>> START PROVIDED TEXT
GitHub’s own guidance leans this way too: for long-lived integrations, use a GitHub App; use PATs for short-lived scripts and testing. Fine-grained PATs are better than classic tokens, but they still inherit user coupling and feature limits in some scenarios.

The migration pattern that actually works

We did not rewrite everything. We kept existing workflows and swapped identity first.

Create a GitHub App with minimal permissions per task (do not start with broad write access).
Install it only on repos the automation really needs.
Generate short-lived installation tokens at runtime.
Migrate one workflow family at a time, then remove matching PAT secrets.

That sequence kept blast radius low and made rollback boring.

Design your permissions before you touch workflows

The biggest migration mistake is technical, but it starts as organizational: teams copy PAT-era behavior into app permissions. A better approach is to map each automation job to a small capability list, then map capabilities to app permissions.

Triage bot: issues write, pull requests write, metadata read.
Release note bot: contents read, pull requests read, discussions write (if needed).
Tagging bot: contents write, metadata read.

Do this in a spreadsheet first. It sounds boring, but it saves days of “why is this endpoint denied?” debugging later.

Also separate automations by trust level. If one bot comments on pull requests and another can create releases, they should not share one app identity. Separate apps can feel heavier initially, but they reduce blast radius and make audits easier.

Code pattern 1: Use a GitHub App token inside GitHub Actions

For workflow automation, this is the simplest and safest shape:

name: label-and-comment

on:
  pull_request:
    types: [opened, synchronize]

permissions:
  contents: read
  pull-requests: write

jobs:
  triage:
    runs-on: ubuntu-latest
    steps:
      - name: Generate installation token
        id: app-token
        uses: actions/create-github-app-token@v1
        with:
          app-id: ${{ secrets.BOT_APP_ID }}
          private-key: ${{ secrets.BOT_APP_PRIVATE_KEY }}

      - name: Label PR
        env:
          GH_TOKEN: ${{ steps.app-token.outputs.token }}
        run: |
          gh api \
            -X POST \
            repos/${{ github.repository }}/issues/${{ github.event.pull_request.number }}/labels \
            -f labels[]='needs-review'

      - name: Add contextual comment
        env:
          GH_TOKEN: ${{ steps.app-token.outputs.token }}
        run: |
          gh api \
            -X POST \
            repos/${{ github.repository }}/issues/${{ github.event.pull_request.number }}/comments \
            -f body='Automated triage complete. Security checks queued.'

Important detail: this token is short-lived (about one hour for installation tokens), so it naturally limits exposure compared to static secrets.

Code pattern 2: Server script to mint installation tokens for external jobs

If your automation runs outside Actions (self-hosted workers, cron jobs, queue consumers), mint tokens just-in-time:

#!/usr/bin/env bash
set -euo pipefail

APP_ID="${GITHUB_APP_ID}"
INSTALLATION_ID="${GITHUB_INSTALLATION_ID}"
KEY_PATH="${GITHUB_APP_PRIVATE_KEY_PATH}"

b64url() {
  openssl base64 -A | tr '+/' '-_' | tr -d '='
}

now=$(date +%s)
iat=$((now - 60))
exp=$((now + 540))  # keep JWT short

header='{"alg":"RS256","typ":"JWT"}'
payload="{\"iat\":${iat},\"exp\":${exp},\"iss\":\"${APP_ID}\"}"
>> END PROVIDED TEXT
GOALS:
1. List the names of the steps in the label-and-comment workflow job shown in the GitHub App migration text.
2. Return the stretch of the GitHub App migration text from "Migrate one workflow" through "write (if needed).", copied word for word.
>> START DATA PROVIDED
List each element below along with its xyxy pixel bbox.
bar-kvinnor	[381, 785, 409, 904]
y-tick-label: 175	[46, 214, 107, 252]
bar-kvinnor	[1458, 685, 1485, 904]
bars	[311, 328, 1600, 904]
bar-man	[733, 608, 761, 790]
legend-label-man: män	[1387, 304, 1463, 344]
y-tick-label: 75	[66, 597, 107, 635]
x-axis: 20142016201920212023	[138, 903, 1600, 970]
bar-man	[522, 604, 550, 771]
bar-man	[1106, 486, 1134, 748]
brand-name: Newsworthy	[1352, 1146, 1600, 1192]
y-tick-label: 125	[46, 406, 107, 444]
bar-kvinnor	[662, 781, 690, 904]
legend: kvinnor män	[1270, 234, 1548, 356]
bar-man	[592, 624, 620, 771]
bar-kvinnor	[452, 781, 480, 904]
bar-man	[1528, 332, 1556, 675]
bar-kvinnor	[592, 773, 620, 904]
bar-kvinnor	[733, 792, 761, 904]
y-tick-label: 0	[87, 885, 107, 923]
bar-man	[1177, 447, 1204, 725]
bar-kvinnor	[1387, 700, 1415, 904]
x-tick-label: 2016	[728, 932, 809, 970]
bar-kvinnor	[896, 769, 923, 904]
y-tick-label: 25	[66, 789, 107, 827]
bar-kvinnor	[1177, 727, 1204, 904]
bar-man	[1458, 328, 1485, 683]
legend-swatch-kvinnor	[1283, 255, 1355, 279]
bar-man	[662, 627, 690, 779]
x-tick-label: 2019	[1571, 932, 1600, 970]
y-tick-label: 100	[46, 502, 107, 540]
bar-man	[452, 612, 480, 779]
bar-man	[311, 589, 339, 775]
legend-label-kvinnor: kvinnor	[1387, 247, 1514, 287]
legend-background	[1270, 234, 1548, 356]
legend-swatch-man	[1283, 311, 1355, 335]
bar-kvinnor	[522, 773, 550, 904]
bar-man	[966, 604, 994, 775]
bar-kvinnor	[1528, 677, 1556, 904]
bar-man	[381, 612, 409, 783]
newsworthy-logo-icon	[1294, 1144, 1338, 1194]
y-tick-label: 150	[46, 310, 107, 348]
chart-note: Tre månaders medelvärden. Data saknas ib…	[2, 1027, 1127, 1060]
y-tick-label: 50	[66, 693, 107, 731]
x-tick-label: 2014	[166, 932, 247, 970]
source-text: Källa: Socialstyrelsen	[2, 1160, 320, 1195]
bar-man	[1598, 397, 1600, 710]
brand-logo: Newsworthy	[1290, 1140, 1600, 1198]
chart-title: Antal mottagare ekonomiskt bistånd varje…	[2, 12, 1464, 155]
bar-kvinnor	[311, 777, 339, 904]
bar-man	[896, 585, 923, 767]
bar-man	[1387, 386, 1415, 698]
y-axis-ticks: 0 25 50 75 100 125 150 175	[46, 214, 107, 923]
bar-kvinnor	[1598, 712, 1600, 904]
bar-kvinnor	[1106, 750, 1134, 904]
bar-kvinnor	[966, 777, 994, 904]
>> END DATA PROVIDED
CORRECT ANSWERS:
1.
Generate installation token
Label PR
Add contextual comment

2.
Migrate one workflow family at a time, then remove matching PAT secrets.

That sequence kept blast radius low and made rollback boring.

Design your permissions before you touch workflows

The biggest migration mistake is technical, but it starts as organizational: teams copy PAT-era behavior into app permissions. A better approach is to map each automation job to a small capability list, then map capabilities to app permissions.

Triage bot: issues write, pull requests write, metadata read.
Release note bot: contents read, pull requests read, discussions write (if needed).